[Data records]
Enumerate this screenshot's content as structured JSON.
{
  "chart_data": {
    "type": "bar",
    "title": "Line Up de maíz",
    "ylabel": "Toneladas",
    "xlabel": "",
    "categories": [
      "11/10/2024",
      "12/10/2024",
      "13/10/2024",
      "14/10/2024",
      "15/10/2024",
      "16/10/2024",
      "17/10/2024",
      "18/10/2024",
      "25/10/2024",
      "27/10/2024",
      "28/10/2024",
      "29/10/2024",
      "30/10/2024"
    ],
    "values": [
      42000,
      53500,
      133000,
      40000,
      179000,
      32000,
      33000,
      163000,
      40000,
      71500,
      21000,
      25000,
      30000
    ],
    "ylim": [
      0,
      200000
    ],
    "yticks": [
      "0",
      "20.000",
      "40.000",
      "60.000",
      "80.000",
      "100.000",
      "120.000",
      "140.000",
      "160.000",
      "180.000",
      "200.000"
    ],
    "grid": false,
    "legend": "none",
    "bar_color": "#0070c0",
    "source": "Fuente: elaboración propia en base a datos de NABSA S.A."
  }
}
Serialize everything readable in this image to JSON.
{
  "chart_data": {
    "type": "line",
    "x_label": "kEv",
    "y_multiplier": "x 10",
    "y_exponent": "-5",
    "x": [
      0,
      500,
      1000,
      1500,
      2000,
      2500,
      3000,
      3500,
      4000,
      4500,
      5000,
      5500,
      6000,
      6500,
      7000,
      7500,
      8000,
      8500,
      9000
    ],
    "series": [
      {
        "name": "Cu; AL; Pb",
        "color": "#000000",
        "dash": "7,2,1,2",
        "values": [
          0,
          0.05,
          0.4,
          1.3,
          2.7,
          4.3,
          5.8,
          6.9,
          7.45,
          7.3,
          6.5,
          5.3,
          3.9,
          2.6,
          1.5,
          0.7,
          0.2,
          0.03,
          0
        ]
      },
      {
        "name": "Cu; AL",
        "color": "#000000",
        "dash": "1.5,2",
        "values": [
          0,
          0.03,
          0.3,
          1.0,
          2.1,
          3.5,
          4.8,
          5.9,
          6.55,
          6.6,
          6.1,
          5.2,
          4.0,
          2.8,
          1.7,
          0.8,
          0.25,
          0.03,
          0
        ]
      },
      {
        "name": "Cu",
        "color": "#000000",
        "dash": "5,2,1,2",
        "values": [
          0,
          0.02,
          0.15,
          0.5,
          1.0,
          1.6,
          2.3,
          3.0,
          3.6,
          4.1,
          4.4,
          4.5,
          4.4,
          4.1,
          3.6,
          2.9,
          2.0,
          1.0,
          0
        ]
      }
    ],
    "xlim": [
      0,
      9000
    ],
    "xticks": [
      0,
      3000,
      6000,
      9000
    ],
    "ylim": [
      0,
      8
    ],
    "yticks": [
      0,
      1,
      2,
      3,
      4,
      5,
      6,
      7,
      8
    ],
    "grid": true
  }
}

### Task:
Retype nothing except the lines from the line holding "Serialize everything readable" through the last line of the entries, both included.

### The reply:
Serialize everything readable in this image to JSON.
{
  "chart_data": {
    "type": "line",
    "x_label": "kEv",
    "y_multiplier": "x 10",
    "y_exponent": "-5",
    "x": [
      0,
      500,
      1000,
      1500,
      2000,
      2500,
      3000,
      3500,
      4000,
      4500,
      5000,
      5500,
      6000,
      6500,
      7000,
      7500,
      8000,
      8500,
      9000
    ],
    "series": [
      {
        "name": "Cu; AL; Pb",
        "color": "#000000",
        "dash": "7,2,1,2",
        "values": [
          0,
          0.05,
          0.4,
          1.3,
          2.7,
          4.3,
          5.8,
          6.9,
          7.45,
          7.3,
          6.5,
          5.3,
          3.9,
          2.6,
          1.5,
          0.7,
          0.2,
          0.03,
          0
        ]
      },
      {
        "name": "Cu; AL",
        "color": "#000000",
        "dash": "1.5,2",
        "values": [
          0,
          0.03,
          0.3,
          1.0,
          2.1,
          3.5,
          4.8,
          5.9,
          6.55,
          6.6,
          6.1,
          5.2,
          4.0,
          2.8,
          1.7,
          0.8,
          0.25,
          0.03,
          0
        ]
      },
      {
        "name": "Cu",
        "color": "#000000",
        "dash": "5,2,1,2",
        "values": [
          0,
          0.02,
          0.15,
          0.5,
          1.0,
          1.6,
          2.3,
          3.0,
          3.6,
          4.1,
          4.4,
          4.5,
          4.4,
          4.1,
          3.6,
          2.9,
          2.0,
          1.0,
          0
        ]
      }
    ],
    "xlim": [
      0,
      9000
    ],
    "xticks": [
      0,
      3000,
      6000,
      9000
    ],
    "ylim": [
      0,
      8
    ],
    "yticks": [
      0,
      1,
      2,
      3,
      4,
      5,
      6,
      7,
      8
    ],
    "grid": true
  }
}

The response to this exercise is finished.